REQUIREMENTS = Leave the pictures out. Return all other data exactly.

===== RECORDS FOR THIS EXERCISE

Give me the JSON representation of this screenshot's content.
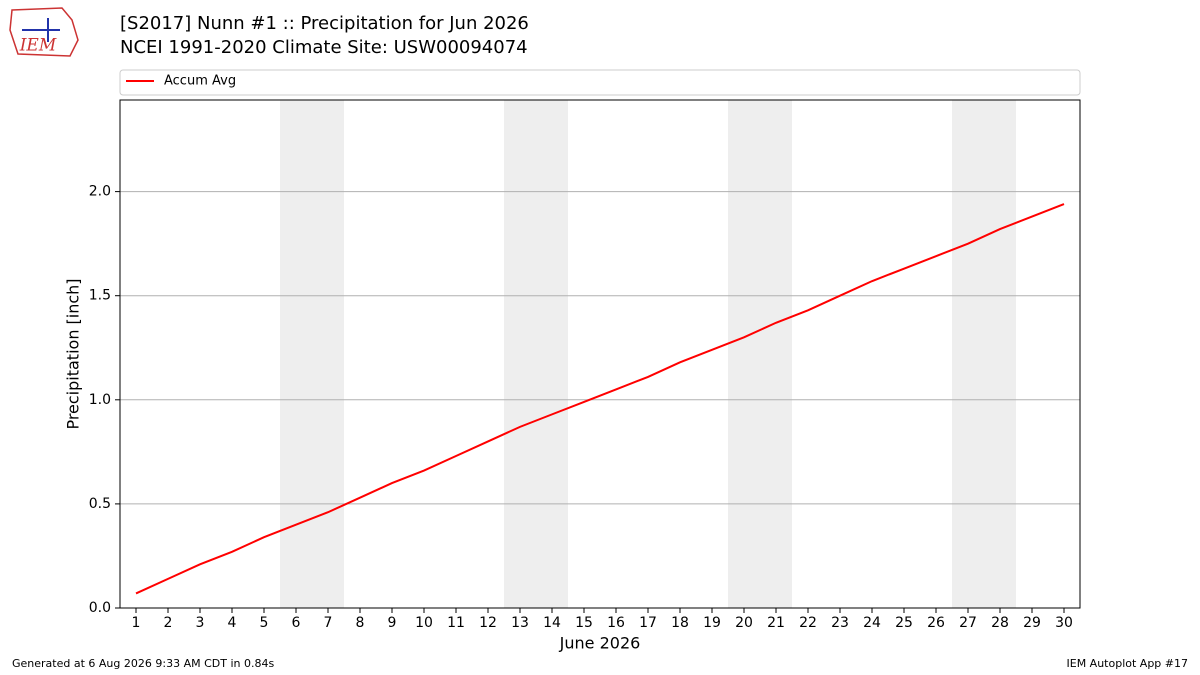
{
  "chart_data": {
    "type": "line",
    "title": "[S2017] Nunn #1 :: Precipitation for Jun 2026",
    "subtitle": "NCEI 1991-2020 Climate Site: USW00094074",
    "logo_text": "IEM",
    "x_label": "June 2026",
    "y_label": "Precipitation [inch]",
    "footer_left": "Generated at 6 Aug 2026 9:33 AM CDT in 0.84s",
    "footer_right": "IEM Autoplot App #17",
    "x": [
      1,
      2,
      3,
      4,
      5,
      6,
      7,
      8,
      9,
      10,
      11,
      12,
      13,
      14,
      15,
      16,
      17,
      18,
      19,
      20,
      21,
      22,
      23,
      24,
      25,
      26,
      27,
      28,
      29,
      30
    ],
    "series": [
      {
        "name": "Accum Avg",
        "color": "#ff0000",
        "values": [
          0.07,
          0.14,
          0.21,
          0.27,
          0.34,
          0.4,
          0.46,
          0.53,
          0.6,
          0.66,
          0.73,
          0.8,
          0.87,
          0.93,
          0.99,
          1.05,
          1.11,
          1.18,
          1.24,
          1.3,
          1.37,
          1.43,
          1.5,
          1.57,
          1.63,
          1.69,
          1.75,
          1.82,
          1.88,
          1.94
        ]
      }
    ],
    "shaded_x": [
      [
        5.5,
        7.5
      ],
      [
        12.5,
        14.5
      ],
      [
        19.5,
        21.5
      ],
      [
        26.5,
        28.5
      ]
    ],
    "shade_color": "#eeeeee",
    "xlim": [
      0.5,
      30.5
    ],
    "xticks": [
      1,
      2,
      3,
      4,
      5,
      6,
      7,
      8,
      9,
      10,
      11,
      12,
      13,
      14,
      15,
      16,
      17,
      18,
      19,
      20,
      21,
      22,
      23,
      24,
      25,
      26,
      27,
      28,
      29,
      30
    ],
    "ylim": [
      0,
      2.44
    ],
    "yticks": [
      {
        "value": 0,
        "label": "0.0"
      },
      0.5,
      {
        "value": 1,
        "label": "1.0"
      },
      1.5,
      {
        "value": 2,
        "label": "2.0"
      }
    ],
    "grid": true,
    "legend": "top"
  }
}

==========

EXPECTED ANSWER =
Give me the JSON representation of this screenshot's content.
{
  "chart_data": {
    "type": "line",
    "title": "[S2017] Nunn #1 :: Precipitation for Jun 2026",
    "subtitle": "NCEI 1991-2020 Climate Site: USW00094074",
    "logo_text": "IEM",
    "x_label": "June 2026",
    "y_label": "Precipitation [inch]",
    "footer_left": "Generated at 6 Aug 2026 9:33 AM CDT in 0.84s",
    "footer_right": "IEM Autoplot App #17",
    "x": [
      1,
      2,
      3,
      4,
      5,
      6,
      7,
      8,
      9,
      10,
      11,
      12,
      13,
      14,
      15,
      16,
      17,
      18,
      19,
      20,
      21,
      22,
      23,
      24,
      25,
      26,
      27,
      28,
      29,
      30
    ],
    "series": [
      {
        "name": "Accum Avg",
        "color": "#ff0000",
        "values": [
          0.07,
          0.14,
          0.21,
          0.27,
          0.34,
          0.4,
          0.46,
          0.53,
          0.6,
          0.66,
          0.73,
          0.8,
          0.87,
          0.93,
          0.99,
          1.05,
          1.11,
          1.18,
          1.24,
          1.3,
          1.37,
          1.43,
          1.5,
          1.57,
          1.63,
          1.69,
          1.75,
          1.82,
          1.88,
          1.94
        ]
      }
    ],
    "shaded_x": [
      [
        5.5,
        7.5
      ],
      [
        12.5,
        14.5
      ],
      [
        19.5,
        21.5
      ],
      [
        26.5,
        28.5
      ]
    ],
    "shade_color": "#eeeeee",
    "xlim": [
      0.5,
      30.5
    ],
    "xticks": [
      1,
      2,
      3,
      4,
      5,
      6,
      7,
      8,
      9,
      10,
      11,
      12,
      13,
      14,
      15,
      16,
      17,
      18,
      19,
      20,
      21,
      22,
      23,
      24,
      25,
      26,
      27,
      28,
      29,
      30
    ],
    "ylim": [
      0,
      2.44
    ],
    "yticks": [
      {
        "value": 0,
        "label": "0.0"
      },
      0.5,
      {
        "value": 1,
        "label": "1.0"
      },
      1.5,
      {
        "value": 2,
        "label": "2.0"
      }
    ],
    "grid": true,
    "legend": "top"
  }
}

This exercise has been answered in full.